### PROBLEM TO WORK ON
Tally the lines below that contain "орехи". The number is the whole answer.
------ DATASET EXCERPTS ------
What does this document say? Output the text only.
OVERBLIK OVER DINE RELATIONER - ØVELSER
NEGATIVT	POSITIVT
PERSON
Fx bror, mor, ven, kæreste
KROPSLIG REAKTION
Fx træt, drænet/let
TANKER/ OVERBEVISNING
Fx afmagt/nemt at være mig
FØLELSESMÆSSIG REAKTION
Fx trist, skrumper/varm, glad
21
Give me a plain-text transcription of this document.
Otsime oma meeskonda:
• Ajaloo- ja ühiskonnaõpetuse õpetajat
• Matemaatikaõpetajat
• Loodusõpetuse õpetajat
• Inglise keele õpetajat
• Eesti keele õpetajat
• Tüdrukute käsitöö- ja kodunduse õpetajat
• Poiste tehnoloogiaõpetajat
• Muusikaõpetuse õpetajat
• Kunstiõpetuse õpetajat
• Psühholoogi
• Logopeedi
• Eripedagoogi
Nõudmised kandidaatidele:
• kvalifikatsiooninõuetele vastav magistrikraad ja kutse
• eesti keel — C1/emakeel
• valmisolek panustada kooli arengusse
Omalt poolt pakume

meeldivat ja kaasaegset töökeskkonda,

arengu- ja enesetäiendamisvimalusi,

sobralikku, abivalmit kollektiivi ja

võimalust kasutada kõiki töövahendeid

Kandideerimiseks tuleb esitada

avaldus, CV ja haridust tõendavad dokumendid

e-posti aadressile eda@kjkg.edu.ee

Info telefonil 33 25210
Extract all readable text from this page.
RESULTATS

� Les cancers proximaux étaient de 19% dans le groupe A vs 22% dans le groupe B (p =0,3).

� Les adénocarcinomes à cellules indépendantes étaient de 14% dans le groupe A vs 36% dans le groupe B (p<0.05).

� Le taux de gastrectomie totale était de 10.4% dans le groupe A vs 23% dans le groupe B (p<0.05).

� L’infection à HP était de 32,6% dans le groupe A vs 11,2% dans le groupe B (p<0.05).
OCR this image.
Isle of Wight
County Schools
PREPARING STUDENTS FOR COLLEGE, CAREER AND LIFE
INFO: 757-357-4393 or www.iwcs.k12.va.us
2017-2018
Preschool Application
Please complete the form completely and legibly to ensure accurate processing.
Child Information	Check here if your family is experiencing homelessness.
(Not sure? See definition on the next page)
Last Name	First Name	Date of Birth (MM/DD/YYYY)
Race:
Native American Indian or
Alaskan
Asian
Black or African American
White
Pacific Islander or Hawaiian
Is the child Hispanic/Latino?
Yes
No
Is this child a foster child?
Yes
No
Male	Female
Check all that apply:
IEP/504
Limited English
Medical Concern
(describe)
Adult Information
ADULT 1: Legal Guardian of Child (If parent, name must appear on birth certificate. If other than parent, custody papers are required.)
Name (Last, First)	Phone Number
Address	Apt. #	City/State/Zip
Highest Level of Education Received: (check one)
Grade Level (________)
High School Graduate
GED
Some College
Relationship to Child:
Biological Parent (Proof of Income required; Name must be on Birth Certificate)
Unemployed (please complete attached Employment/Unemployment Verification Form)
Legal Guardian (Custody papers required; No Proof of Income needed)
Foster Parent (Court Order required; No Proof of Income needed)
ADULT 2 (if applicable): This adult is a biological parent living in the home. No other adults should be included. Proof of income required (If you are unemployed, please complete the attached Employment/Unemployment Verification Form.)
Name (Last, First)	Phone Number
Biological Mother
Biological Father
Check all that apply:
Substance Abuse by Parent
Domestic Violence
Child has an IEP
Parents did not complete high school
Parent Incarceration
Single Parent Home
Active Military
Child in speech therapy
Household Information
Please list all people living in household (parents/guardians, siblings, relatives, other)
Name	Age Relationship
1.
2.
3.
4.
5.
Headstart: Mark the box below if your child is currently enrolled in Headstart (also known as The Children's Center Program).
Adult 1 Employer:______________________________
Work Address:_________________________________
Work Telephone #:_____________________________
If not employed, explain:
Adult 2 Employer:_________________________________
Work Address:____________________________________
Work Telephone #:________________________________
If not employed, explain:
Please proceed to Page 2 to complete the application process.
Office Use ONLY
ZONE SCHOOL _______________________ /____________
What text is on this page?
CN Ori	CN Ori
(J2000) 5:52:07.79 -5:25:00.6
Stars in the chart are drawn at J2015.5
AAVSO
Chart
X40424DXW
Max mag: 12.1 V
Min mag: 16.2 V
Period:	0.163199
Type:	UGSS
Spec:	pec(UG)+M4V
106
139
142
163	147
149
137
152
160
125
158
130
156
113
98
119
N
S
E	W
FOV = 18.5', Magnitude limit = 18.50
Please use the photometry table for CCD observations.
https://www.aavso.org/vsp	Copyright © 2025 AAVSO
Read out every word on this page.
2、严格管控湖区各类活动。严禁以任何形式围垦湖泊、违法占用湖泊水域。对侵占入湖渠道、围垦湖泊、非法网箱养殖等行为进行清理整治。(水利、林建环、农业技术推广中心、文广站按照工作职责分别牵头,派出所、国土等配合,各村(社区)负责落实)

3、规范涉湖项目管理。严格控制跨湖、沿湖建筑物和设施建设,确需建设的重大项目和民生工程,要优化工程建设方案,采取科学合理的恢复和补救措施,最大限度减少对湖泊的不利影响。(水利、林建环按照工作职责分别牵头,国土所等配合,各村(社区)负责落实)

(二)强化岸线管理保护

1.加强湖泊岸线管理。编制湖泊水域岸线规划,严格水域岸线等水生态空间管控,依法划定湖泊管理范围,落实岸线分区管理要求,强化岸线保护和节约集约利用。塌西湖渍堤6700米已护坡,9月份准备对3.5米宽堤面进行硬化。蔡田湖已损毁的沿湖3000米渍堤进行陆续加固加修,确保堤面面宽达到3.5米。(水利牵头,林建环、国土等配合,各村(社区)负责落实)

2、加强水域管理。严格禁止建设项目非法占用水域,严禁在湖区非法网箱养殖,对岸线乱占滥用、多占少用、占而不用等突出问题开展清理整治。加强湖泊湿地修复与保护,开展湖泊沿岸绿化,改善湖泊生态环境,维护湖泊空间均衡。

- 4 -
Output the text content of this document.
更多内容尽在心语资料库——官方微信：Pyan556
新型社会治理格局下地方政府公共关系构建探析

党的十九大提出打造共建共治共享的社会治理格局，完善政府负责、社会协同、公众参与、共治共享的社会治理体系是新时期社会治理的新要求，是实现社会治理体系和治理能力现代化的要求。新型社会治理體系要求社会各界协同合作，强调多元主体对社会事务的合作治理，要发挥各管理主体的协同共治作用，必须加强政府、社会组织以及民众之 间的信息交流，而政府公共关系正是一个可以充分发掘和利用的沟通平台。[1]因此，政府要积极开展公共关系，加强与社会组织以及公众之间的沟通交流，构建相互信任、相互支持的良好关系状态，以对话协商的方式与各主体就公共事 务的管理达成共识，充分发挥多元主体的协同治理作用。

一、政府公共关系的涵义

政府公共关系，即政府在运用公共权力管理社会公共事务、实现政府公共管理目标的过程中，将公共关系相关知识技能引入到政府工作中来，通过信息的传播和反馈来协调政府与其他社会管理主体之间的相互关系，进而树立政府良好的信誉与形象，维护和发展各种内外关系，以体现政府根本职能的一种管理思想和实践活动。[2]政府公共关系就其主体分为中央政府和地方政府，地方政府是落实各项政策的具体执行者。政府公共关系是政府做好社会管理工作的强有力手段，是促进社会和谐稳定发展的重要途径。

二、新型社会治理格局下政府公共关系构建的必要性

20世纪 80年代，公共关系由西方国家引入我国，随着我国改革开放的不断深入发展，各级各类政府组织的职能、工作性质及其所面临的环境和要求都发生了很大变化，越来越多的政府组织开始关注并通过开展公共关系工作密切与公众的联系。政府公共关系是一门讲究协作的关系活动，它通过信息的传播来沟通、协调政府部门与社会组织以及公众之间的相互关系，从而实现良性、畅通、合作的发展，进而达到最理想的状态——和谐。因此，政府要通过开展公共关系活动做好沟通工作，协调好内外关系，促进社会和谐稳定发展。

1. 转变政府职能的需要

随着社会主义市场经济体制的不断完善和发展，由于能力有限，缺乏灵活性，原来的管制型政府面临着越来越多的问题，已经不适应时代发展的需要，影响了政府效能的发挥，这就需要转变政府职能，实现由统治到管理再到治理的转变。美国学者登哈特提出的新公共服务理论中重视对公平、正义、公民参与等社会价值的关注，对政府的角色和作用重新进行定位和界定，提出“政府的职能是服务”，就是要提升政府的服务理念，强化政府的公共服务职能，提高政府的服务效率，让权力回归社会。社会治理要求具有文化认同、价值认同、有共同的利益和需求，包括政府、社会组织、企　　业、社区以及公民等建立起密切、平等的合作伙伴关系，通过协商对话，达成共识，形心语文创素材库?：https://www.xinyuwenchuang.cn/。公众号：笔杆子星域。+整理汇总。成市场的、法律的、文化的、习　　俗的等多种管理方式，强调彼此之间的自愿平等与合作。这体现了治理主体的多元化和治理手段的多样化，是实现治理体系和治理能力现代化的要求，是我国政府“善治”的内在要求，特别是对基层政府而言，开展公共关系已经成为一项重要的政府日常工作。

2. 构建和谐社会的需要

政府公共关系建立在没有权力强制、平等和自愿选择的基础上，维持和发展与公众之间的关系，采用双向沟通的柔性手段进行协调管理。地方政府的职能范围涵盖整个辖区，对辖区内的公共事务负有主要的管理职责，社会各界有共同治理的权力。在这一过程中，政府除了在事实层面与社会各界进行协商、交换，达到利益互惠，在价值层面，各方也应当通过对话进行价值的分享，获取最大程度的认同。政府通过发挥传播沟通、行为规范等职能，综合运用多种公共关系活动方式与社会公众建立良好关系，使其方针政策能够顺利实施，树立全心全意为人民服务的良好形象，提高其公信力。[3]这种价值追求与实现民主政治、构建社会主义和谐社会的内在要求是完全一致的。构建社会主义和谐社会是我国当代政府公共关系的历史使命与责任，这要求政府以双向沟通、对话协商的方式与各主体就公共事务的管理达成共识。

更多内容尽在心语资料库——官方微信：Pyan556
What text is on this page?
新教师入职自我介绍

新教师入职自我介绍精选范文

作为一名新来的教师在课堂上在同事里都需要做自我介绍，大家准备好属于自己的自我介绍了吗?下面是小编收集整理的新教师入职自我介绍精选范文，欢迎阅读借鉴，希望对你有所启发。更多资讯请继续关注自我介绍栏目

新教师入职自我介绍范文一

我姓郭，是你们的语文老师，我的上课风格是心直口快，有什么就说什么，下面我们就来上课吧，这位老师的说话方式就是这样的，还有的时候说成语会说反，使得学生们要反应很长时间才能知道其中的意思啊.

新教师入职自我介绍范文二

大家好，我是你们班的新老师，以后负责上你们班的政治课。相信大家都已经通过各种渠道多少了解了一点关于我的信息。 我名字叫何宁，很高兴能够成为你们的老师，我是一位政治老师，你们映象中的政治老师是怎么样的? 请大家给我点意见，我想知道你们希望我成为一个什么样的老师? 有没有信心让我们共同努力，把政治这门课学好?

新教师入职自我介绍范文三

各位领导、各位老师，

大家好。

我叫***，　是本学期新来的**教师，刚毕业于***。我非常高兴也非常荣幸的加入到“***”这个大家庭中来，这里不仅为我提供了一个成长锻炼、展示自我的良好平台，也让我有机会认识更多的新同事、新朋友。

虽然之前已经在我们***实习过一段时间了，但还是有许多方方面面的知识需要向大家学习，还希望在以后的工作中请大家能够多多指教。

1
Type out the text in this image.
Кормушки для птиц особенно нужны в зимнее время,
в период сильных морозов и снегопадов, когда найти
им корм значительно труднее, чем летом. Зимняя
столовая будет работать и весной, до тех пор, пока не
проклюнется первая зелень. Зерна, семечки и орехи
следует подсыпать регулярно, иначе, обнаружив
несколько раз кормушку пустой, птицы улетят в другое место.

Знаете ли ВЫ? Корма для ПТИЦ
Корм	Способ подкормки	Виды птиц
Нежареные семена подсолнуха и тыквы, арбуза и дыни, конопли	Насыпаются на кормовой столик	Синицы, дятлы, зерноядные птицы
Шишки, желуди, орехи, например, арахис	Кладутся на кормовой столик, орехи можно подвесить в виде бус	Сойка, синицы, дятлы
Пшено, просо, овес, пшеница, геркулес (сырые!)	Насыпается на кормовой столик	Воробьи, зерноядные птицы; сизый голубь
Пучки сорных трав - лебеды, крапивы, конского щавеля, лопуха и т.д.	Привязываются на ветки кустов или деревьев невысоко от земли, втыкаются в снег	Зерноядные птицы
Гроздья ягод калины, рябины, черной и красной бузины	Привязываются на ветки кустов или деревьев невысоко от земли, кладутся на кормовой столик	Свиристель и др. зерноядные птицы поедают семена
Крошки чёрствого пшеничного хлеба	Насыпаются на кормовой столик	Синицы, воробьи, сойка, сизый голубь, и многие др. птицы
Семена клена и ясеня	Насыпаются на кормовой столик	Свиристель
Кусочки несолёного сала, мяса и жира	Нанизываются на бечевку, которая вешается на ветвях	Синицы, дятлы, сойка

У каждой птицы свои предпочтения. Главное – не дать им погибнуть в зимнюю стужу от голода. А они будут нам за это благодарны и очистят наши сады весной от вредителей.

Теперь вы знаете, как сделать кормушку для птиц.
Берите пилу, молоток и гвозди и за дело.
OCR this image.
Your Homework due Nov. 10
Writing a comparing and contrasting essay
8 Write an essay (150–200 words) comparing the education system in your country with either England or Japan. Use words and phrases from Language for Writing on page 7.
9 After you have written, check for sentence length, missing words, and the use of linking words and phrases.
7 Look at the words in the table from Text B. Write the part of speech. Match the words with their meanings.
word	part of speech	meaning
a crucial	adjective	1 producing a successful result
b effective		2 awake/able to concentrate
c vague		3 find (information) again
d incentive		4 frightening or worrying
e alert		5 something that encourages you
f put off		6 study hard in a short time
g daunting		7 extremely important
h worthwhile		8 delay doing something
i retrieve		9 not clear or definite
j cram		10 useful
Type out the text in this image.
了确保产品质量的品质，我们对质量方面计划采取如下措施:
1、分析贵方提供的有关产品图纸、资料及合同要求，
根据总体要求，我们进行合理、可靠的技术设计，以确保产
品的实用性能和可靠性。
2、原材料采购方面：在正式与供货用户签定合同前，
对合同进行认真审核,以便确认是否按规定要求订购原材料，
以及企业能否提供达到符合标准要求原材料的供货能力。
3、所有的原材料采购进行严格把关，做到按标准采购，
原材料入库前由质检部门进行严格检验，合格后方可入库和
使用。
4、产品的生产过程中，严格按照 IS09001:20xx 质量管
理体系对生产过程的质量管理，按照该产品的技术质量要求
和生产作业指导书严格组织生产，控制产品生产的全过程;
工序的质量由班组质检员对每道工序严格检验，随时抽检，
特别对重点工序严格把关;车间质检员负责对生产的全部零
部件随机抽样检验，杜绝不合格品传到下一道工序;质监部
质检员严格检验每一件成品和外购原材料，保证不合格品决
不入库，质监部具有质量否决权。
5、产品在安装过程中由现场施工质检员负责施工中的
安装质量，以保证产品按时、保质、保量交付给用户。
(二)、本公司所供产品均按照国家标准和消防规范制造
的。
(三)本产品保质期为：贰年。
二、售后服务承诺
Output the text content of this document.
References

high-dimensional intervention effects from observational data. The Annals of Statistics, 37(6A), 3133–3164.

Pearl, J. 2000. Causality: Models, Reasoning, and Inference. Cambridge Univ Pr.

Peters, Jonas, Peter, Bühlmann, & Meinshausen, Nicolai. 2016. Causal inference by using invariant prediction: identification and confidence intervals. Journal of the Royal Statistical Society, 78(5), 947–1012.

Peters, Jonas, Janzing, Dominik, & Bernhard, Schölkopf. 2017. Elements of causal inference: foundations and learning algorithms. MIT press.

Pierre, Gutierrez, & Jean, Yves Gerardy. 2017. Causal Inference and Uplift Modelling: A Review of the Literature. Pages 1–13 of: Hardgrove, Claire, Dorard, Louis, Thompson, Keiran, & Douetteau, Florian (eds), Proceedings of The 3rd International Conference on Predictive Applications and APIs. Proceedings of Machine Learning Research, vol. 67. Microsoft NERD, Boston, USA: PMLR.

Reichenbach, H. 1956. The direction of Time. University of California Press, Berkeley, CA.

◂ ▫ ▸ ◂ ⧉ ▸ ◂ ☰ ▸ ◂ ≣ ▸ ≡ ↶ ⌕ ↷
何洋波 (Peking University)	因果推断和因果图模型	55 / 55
------
### RESULT FOR THIS EXERCISE
2